● Exercise: Reproduce every entry exactly.
* * *
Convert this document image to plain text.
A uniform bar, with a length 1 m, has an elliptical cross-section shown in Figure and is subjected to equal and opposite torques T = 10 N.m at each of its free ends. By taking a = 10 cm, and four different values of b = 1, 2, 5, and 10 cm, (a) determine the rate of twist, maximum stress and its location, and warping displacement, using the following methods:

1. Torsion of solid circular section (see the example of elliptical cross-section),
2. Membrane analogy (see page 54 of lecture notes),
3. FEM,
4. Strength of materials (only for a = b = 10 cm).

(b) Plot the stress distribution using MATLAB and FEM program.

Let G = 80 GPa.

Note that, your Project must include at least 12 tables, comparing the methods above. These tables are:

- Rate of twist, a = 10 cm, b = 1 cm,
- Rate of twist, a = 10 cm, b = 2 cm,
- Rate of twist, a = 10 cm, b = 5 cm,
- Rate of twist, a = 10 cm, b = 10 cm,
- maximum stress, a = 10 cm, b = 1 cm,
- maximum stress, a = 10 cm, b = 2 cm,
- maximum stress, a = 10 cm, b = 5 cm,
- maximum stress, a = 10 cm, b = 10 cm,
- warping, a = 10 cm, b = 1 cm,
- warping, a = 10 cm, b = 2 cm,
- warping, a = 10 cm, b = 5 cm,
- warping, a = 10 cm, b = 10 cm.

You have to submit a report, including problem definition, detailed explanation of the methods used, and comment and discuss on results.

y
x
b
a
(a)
* * *
● Solution to the exercise:
Convert this document image to plain text.
A uniform bar, with a length 1 m, has an elliptical cross-section shown in Figure and is subjected to equal and opposite torques T = 10 N.m at each of its free ends. By taking a = 10 cm, and four different values of b = 1, 2, 5, and 10 cm, (a) determine the rate of twist, maximum stress and its location, and warping displacement, using the following methods:

1. Torsion of solid circular section (see the example of elliptical cross-section),
2. Membrane analogy (see page 54 of lecture notes),
3. FEM,
4. Strength of materials (only for a = b = 10 cm).

(b) Plot the stress distribution using MATLAB and FEM program.

Let G = 80 GPa.

Note that, your Project must include at least 12 tables, comparing the methods above. These tables are:

- Rate of twist, a = 10 cm, b = 1 cm,
- Rate of twist, a = 10 cm, b = 2 cm,
- Rate of twist, a = 10 cm, b = 5 cm,
- Rate of twist, a = 10 cm, b = 10 cm,
- maximum stress, a = 10 cm, b = 1 cm,
- maximum stress, a = 10 cm, b = 2 cm,
- maximum stress, a = 10 cm, b = 5 cm,
- maximum stress, a = 10 cm, b = 10 cm,
- warping, a = 10 cm, b = 1 cm,
- warping, a = 10 cm, b = 2 cm,
- warping, a = 10 cm, b = 5 cm,
- warping, a = 10 cm, b = 10 cm.

You have to submit a report, including problem definition, detailed explanation of the methods used, and comment and discuss on results.

y
x
b
a
(a)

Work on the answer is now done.